# What the exercise asks
Retype, word for word, the part of the child abuse imaging text starting with "Such a course, however, is" and going on through "in detail below.".

# Supplied text
⁂
Pediatric radiologists are frequently called upon to educate lawyers and judges on the diagnostic imaging of child abuse. The testimony of pediatric radiologists can be crucial in the differentiation of child abuse from accidental fractures, metabolic diseases, and other bone disorders. In cases where child abuse is suspected, a physician’s opinion will often be determinative, particularly when the child is unable to speak for himself. Thus, members of the SPR and ESPR should endeavor to instruct the courts on the most current and widely accepted imaging methods and to refute expert testimony that lacks a sound medical basis. The SPR and ESPR believe that the time has come to initiate a process that will expose irresponsible medical expert testimony in the field of pediatric diagnostic imaging based upon unique theories of causation, unreliable methodology, omission of facts or knowledge significant to the opinion, or unusual interpretations and conclusions.
Child abuse is a frequent cause of fractures in the first year of life [1, 2]. Abusive fractures are also frequently seen in association with other forms of severe trauma in infancy [3]. Nevertheless, a sound approach to evaluation of the origin of fractures in young infants must foster the identification of natural conditions that increase the likelihood of skeletal injury from otherwise minor trauma. Many such conditions have been identified (see Table 1), and other disorders may exist that have not yet been discovered. Several good references are available to assist the physician in pursuing a reasonable course of differential diagnosis [4–8].
Such a course, however, is not possible for a recently proposed entity called “temporary brittle bone disease” (“TBBD”). The key concept in this alleged condition is that a young infant had a problem that made the bones susceptible to fracture for a short period of time, but the condition resolved spontaneously, leaving no pathology to identify. Two proponents advance different and contradictory mechanisms for this alleged condition. Each of these hypotheses is discussed in detail below.
⁂
Document understanding data
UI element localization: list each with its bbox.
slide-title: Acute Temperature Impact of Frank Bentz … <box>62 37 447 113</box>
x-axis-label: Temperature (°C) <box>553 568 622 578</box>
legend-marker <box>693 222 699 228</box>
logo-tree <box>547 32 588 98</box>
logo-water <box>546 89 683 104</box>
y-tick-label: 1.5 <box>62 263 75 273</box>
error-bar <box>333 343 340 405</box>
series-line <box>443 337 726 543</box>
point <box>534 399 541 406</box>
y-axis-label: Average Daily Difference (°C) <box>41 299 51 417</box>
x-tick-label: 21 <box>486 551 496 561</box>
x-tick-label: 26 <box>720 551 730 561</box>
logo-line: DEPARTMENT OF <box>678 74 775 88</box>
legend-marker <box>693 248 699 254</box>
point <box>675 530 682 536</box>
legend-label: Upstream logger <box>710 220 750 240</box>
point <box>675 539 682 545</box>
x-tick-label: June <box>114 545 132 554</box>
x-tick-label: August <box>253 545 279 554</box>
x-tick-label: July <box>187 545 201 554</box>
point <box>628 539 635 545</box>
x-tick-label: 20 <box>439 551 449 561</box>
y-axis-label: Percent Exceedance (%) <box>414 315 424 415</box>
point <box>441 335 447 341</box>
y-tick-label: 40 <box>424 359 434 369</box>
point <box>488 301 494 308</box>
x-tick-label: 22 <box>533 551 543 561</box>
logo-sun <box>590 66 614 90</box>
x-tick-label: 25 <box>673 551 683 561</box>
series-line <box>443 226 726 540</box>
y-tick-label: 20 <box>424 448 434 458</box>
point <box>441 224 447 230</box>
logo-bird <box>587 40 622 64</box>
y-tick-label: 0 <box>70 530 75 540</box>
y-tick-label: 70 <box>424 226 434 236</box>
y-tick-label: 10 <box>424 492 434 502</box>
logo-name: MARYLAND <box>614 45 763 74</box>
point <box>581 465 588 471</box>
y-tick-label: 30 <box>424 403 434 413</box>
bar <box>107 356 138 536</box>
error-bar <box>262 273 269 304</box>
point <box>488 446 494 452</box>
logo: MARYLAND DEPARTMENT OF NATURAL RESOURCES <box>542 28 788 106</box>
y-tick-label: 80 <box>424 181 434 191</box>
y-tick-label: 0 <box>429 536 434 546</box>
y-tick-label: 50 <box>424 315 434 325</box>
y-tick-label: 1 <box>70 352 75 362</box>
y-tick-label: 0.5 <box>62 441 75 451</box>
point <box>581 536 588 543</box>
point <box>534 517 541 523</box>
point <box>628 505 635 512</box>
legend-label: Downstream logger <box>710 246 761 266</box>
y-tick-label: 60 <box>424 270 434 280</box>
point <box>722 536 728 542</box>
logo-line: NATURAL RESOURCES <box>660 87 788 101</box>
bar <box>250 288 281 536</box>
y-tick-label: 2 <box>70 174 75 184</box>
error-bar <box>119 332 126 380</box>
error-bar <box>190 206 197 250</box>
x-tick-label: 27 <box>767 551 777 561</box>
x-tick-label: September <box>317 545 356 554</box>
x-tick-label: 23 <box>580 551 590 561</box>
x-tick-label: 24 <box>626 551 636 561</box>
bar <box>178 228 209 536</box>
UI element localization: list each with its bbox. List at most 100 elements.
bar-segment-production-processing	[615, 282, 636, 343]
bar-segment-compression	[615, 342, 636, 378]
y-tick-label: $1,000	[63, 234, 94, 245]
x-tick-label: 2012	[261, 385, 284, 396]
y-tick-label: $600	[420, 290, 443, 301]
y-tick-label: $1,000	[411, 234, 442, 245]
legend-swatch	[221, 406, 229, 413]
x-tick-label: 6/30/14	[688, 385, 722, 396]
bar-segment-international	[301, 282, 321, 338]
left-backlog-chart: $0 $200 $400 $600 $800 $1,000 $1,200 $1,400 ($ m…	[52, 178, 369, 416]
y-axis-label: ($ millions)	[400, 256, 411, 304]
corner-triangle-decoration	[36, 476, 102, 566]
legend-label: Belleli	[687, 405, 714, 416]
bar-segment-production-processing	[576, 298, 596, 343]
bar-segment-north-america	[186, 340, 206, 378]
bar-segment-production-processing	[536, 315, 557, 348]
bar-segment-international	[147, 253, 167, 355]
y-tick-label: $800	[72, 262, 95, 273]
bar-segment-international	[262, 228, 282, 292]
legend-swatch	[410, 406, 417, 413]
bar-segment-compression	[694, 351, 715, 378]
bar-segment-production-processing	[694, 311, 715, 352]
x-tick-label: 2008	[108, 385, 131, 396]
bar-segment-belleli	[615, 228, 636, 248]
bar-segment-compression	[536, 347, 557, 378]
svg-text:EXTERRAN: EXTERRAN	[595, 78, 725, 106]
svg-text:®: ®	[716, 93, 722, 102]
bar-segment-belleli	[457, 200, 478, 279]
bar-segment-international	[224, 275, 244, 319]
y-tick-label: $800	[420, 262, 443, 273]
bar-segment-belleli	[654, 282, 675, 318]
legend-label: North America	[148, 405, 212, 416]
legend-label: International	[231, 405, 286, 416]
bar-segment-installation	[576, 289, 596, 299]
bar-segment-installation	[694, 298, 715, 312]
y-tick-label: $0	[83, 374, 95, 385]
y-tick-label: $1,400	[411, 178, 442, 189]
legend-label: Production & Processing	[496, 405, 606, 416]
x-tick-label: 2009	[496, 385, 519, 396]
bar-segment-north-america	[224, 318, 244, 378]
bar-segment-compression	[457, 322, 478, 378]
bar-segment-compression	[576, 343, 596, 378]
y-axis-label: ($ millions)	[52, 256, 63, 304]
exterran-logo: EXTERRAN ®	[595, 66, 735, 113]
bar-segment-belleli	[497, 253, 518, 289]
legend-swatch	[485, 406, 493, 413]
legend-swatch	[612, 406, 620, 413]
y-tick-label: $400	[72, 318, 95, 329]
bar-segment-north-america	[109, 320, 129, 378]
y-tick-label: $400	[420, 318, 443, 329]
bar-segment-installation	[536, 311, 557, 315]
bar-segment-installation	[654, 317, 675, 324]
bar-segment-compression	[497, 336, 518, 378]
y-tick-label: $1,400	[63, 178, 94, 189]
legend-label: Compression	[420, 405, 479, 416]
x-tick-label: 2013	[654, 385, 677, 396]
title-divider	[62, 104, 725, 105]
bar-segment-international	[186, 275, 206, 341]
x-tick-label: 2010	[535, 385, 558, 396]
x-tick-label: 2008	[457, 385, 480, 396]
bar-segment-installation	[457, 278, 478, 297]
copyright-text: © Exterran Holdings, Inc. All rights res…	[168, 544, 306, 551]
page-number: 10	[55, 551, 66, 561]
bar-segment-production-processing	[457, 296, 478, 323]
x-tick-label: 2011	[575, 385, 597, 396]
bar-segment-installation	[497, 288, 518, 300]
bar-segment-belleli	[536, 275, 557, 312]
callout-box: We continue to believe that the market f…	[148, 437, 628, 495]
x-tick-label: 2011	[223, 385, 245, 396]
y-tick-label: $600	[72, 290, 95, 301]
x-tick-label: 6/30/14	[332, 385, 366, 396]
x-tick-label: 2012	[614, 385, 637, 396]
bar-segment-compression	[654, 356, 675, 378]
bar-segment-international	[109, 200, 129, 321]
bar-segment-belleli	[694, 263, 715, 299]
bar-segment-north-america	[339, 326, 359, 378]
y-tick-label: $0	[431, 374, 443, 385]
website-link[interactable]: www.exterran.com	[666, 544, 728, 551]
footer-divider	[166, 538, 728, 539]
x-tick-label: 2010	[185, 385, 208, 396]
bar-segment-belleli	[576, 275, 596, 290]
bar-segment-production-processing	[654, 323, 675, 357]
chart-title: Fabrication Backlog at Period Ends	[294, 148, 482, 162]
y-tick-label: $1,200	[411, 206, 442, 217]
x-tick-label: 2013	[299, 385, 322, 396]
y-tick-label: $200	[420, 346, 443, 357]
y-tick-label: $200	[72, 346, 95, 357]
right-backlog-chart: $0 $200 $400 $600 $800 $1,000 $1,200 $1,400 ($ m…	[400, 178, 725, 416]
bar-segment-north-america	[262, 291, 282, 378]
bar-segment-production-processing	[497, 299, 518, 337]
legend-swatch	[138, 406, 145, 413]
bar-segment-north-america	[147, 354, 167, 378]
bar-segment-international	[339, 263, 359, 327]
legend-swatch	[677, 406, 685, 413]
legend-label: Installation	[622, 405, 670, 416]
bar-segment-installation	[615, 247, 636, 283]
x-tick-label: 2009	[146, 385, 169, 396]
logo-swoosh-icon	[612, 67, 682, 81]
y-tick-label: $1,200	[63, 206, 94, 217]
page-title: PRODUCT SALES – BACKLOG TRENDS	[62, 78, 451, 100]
⁂
# Output of the exercise
Such a course, however, is not possible for a recently proposed entity called “temporary brittle bone disease” (“TBBD”). The key concept in this alleged condition is that a young infant had a problem that made the bones susceptible to fracture for a short period of time, but the condition resolved spontaneously, leaving no pathology to identify. Two proponents advance different and contradictory mechanisms for this alleged condition. Each of these hypotheses is discussed in detail below.